GIVEN TASK. Filter out everything except lines holding "помещений".

Some records.
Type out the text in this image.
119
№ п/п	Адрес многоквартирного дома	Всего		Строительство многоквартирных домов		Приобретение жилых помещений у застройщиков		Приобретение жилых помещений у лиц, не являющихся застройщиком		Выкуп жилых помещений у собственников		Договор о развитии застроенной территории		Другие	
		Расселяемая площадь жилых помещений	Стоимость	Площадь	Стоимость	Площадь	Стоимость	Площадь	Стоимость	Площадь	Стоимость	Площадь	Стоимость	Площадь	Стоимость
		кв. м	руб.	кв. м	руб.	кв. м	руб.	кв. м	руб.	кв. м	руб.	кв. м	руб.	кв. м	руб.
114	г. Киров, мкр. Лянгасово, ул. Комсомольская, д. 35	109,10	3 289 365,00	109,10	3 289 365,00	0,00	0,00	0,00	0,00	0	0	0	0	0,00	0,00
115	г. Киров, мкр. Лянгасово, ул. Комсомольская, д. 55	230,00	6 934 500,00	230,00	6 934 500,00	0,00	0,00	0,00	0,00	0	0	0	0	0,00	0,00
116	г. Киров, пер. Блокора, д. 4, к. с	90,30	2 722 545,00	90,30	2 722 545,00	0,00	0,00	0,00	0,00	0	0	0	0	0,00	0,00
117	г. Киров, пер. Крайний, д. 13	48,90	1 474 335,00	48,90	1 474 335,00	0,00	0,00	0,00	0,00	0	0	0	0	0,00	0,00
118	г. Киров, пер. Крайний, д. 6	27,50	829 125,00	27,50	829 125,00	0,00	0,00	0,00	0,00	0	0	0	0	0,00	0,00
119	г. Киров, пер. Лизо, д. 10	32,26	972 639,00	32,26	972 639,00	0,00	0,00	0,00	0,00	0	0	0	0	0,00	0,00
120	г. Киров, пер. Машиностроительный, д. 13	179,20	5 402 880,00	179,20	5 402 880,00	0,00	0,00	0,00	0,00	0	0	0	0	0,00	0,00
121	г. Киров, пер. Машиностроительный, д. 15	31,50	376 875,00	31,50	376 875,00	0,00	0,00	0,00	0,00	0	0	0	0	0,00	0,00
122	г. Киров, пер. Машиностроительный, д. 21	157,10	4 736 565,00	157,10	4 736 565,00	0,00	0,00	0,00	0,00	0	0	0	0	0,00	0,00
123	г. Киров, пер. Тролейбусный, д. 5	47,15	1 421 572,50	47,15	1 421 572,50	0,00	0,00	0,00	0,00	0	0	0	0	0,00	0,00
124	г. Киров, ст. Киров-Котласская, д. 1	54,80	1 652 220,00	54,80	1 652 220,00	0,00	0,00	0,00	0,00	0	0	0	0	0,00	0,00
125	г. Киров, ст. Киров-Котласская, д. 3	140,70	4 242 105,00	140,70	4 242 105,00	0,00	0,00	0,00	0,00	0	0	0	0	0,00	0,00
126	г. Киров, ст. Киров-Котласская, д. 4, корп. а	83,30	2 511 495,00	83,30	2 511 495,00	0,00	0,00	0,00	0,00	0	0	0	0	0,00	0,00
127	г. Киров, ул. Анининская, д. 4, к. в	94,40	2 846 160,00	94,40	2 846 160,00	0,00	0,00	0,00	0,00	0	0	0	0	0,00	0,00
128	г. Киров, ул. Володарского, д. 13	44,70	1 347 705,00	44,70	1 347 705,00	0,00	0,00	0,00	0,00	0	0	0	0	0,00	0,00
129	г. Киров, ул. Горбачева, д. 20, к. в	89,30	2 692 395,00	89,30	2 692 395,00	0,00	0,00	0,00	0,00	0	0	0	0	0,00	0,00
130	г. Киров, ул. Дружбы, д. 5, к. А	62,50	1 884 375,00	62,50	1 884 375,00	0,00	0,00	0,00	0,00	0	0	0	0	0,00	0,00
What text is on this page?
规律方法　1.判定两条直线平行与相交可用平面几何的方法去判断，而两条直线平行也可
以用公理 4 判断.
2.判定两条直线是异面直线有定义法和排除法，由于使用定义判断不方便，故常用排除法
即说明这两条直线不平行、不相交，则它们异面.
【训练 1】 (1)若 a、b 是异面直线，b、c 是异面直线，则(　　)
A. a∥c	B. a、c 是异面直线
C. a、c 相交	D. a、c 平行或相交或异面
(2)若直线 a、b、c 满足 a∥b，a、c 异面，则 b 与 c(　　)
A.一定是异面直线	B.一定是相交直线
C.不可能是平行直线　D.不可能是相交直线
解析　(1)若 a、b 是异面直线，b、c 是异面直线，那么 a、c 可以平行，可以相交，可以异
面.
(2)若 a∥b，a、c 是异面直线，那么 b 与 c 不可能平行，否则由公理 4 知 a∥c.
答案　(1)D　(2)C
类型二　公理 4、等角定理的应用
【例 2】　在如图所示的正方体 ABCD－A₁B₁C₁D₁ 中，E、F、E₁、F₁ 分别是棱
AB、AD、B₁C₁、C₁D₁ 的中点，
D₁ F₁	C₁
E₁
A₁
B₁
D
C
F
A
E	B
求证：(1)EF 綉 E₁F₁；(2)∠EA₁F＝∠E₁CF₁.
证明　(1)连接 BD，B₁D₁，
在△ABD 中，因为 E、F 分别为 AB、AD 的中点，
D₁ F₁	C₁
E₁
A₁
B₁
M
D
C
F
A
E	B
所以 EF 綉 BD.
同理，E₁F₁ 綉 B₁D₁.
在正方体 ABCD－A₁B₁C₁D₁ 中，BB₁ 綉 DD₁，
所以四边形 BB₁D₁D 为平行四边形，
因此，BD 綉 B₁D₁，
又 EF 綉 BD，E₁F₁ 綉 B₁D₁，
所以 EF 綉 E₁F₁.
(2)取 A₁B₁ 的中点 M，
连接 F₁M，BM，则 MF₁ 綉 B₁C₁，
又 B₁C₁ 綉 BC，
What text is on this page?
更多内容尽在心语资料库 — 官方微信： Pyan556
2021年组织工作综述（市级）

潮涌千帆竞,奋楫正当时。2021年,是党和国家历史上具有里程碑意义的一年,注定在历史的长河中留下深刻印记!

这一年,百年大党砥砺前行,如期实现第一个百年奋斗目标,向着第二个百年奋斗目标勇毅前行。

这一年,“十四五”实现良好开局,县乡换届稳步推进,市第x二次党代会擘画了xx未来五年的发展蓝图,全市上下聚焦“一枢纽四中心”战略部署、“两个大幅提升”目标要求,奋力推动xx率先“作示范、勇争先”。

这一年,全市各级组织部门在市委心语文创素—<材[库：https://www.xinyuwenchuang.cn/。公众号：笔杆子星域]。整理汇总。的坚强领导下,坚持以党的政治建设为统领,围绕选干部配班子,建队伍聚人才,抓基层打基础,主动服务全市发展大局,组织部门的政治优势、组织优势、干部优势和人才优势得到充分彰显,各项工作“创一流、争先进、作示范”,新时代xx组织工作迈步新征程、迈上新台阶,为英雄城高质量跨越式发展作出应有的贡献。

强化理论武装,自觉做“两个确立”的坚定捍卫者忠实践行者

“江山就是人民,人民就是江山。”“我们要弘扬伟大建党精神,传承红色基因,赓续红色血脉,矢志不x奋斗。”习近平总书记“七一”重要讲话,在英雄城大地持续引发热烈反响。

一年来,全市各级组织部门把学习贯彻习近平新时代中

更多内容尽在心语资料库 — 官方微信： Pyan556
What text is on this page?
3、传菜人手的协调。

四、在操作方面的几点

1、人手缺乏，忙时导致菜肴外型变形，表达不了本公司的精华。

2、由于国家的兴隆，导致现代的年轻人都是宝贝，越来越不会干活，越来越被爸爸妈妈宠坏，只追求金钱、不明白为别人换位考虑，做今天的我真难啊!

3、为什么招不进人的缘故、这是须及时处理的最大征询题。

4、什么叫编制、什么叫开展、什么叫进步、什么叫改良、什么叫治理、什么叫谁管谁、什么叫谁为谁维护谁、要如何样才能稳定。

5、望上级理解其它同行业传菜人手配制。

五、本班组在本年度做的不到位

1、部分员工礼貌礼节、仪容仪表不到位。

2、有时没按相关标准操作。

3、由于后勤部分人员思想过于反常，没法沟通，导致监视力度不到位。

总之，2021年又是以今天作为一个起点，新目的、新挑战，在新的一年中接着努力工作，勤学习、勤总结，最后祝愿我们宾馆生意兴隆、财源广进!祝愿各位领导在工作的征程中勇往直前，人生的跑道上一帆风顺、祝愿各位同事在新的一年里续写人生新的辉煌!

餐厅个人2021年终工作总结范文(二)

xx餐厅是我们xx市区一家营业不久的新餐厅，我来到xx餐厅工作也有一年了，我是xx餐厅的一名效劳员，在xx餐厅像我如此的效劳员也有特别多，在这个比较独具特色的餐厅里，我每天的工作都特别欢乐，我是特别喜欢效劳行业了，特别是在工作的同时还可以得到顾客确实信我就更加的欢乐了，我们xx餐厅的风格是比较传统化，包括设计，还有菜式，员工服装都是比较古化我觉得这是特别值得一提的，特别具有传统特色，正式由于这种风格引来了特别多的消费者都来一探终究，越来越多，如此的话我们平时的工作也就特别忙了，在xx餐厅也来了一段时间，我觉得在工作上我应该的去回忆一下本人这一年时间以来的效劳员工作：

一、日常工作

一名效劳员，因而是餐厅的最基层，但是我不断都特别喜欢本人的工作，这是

WRITTEN ANSWER.
№ п/п	Адрес многоквартирного дома	Всего		Строительство многоквартирных домов		Приобретение жилых помещений у застройщиков		Приобретение жилых помещений у лиц, не являющихся застройщиком		Выкуп жилых помещений у собственников		Договор о развитии застроенной территории		Другие	
		Расселяемая площадь жилых помещений	Стоимость	Площадь	Стоимость	Площадь	Стоимость	Площадь	Стоимость	Площадь	Стоимость	Площадь	Стоимость	Площадь	Стоимость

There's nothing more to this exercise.